___ RECORDED INFORMATION

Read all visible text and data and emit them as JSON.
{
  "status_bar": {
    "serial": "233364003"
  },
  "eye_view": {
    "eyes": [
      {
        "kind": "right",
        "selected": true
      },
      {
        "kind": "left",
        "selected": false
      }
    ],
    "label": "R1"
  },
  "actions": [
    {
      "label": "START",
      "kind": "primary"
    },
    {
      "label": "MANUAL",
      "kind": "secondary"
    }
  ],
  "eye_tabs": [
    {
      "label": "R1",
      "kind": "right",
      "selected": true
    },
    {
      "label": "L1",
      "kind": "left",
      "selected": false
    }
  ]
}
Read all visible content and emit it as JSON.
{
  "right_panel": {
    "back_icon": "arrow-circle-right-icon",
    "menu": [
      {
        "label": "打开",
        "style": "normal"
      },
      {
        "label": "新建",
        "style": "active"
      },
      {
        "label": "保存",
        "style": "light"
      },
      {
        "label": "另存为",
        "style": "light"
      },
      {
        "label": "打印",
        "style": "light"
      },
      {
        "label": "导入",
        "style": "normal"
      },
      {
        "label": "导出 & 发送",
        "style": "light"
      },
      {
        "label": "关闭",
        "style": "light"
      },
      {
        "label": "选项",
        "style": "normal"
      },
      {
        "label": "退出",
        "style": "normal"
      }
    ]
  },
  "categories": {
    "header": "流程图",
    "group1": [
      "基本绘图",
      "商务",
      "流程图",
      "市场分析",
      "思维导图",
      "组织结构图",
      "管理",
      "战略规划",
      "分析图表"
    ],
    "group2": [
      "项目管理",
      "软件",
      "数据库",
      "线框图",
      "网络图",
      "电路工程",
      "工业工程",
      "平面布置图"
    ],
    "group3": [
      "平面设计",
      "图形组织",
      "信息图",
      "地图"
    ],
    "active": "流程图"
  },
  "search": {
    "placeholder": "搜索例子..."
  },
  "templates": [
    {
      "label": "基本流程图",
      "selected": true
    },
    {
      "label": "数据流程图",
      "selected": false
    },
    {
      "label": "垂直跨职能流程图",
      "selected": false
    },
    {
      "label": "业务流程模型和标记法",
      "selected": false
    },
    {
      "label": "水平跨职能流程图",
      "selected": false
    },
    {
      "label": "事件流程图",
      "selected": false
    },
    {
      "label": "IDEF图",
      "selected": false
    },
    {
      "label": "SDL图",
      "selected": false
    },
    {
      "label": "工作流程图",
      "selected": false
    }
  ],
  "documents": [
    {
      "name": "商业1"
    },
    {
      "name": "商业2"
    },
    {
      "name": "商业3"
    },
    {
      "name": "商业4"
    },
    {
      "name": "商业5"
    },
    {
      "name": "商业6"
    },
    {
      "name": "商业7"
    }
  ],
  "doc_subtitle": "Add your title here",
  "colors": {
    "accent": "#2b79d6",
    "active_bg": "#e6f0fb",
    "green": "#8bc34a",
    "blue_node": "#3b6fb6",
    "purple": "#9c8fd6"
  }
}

______

*OBJECTIVE*.
The lines to collect are those holding the string "emit"; copy them all.

*EXERCISE RESULT*.
Read all visible text and data and emit them as JSON.
Read all visible content and emit it as JSON.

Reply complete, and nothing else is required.